● **WORK INSTRUCTIONS**:
In the data, extract each line that holds the string "placeholder".

━━━━━ DATASET CONTENT ━━━━━

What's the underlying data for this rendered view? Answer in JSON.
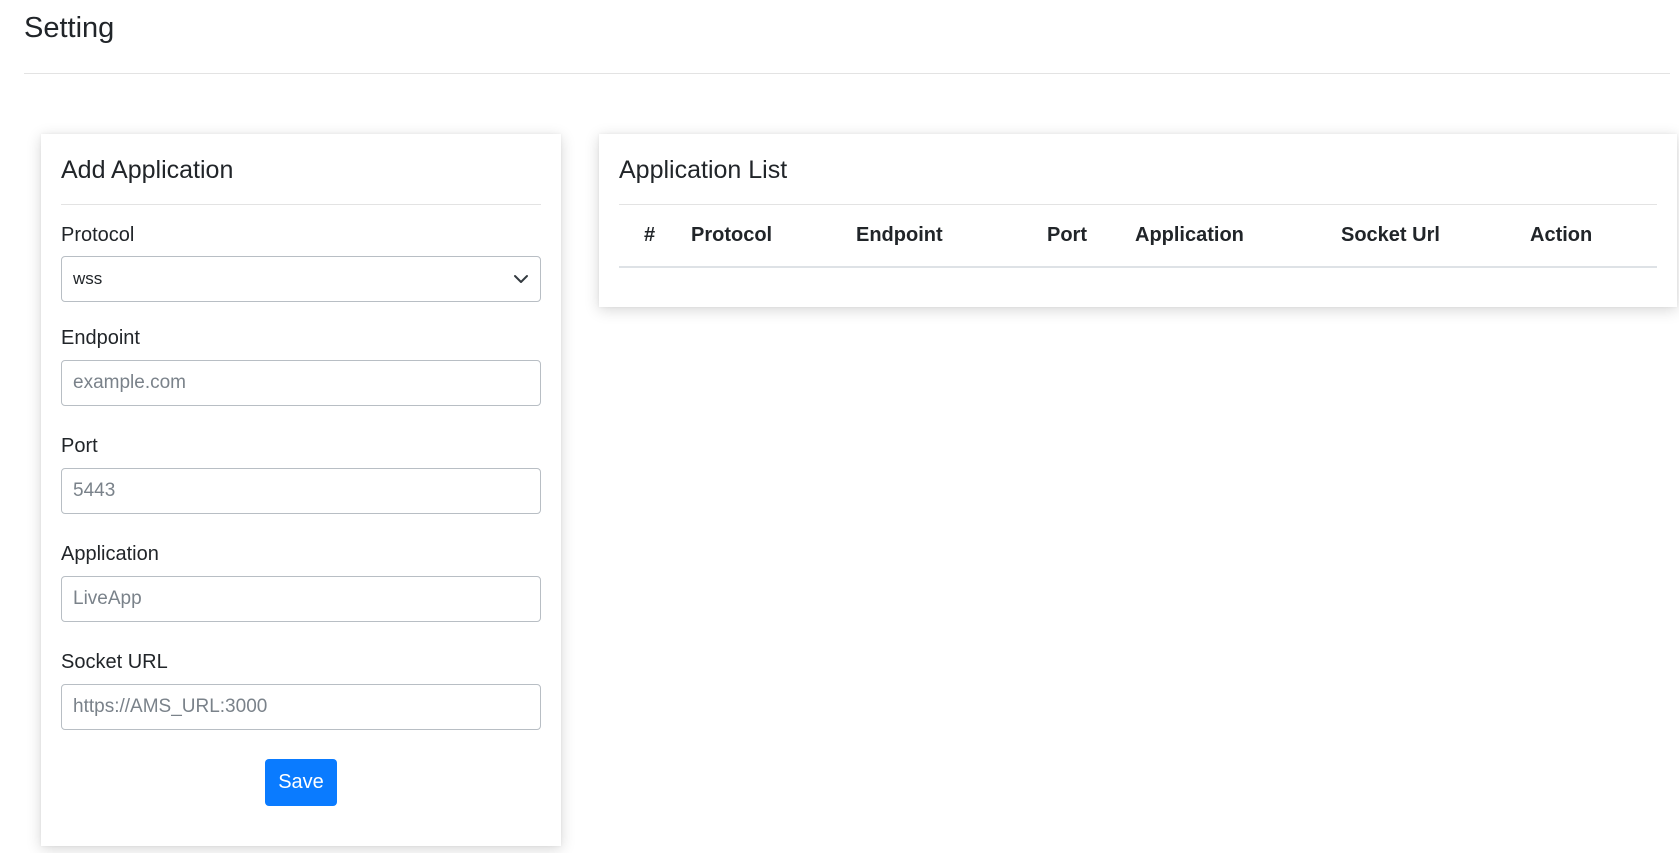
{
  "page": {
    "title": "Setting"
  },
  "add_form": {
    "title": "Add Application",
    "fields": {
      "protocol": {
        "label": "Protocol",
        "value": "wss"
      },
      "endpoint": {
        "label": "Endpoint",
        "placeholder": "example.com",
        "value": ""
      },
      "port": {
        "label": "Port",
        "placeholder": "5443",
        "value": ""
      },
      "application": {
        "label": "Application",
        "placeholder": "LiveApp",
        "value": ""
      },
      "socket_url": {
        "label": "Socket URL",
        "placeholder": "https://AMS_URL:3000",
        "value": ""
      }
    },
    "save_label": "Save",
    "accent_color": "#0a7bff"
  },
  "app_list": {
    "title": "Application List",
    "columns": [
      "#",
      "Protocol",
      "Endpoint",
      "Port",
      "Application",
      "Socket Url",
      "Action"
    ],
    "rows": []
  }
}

━━━━━
━━━━━ DATASET CONTENT ━━━━━

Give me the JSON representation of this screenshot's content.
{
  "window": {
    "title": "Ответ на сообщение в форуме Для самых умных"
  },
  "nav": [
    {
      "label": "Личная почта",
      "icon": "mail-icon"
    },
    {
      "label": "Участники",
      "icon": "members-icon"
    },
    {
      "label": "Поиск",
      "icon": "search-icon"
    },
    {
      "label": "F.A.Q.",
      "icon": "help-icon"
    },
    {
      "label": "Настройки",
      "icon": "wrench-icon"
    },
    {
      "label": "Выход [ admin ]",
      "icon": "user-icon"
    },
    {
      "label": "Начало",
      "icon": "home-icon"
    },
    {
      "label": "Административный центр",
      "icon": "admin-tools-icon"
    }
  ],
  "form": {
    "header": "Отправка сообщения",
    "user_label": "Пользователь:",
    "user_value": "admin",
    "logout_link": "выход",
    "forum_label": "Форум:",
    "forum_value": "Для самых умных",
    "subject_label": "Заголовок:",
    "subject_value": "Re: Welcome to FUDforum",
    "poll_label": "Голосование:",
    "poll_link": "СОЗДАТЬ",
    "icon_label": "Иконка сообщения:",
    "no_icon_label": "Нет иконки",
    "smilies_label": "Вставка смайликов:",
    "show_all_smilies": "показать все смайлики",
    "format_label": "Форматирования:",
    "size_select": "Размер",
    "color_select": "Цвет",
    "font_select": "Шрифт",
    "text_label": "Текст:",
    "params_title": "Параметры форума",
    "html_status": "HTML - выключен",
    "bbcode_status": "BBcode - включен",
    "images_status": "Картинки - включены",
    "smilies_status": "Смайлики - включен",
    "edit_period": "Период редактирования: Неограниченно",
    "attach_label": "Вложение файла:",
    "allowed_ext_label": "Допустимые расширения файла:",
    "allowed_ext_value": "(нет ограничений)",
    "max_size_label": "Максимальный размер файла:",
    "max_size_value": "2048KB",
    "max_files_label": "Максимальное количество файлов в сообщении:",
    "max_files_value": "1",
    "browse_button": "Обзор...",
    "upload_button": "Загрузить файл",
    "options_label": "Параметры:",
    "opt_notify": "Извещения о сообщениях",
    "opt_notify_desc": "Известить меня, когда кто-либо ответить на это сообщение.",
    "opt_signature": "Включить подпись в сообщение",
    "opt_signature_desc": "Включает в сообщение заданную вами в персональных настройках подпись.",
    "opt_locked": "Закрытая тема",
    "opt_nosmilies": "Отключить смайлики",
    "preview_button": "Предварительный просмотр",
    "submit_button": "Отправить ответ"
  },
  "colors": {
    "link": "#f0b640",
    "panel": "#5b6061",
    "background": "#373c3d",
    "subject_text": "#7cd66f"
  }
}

━━━━━

● **TASK RESULT**:
        "placeholder": "example.com",
        "placeholder": "5443",
        "placeholder": "LiveApp",
        "placeholder": "https://AMS_URL:3000",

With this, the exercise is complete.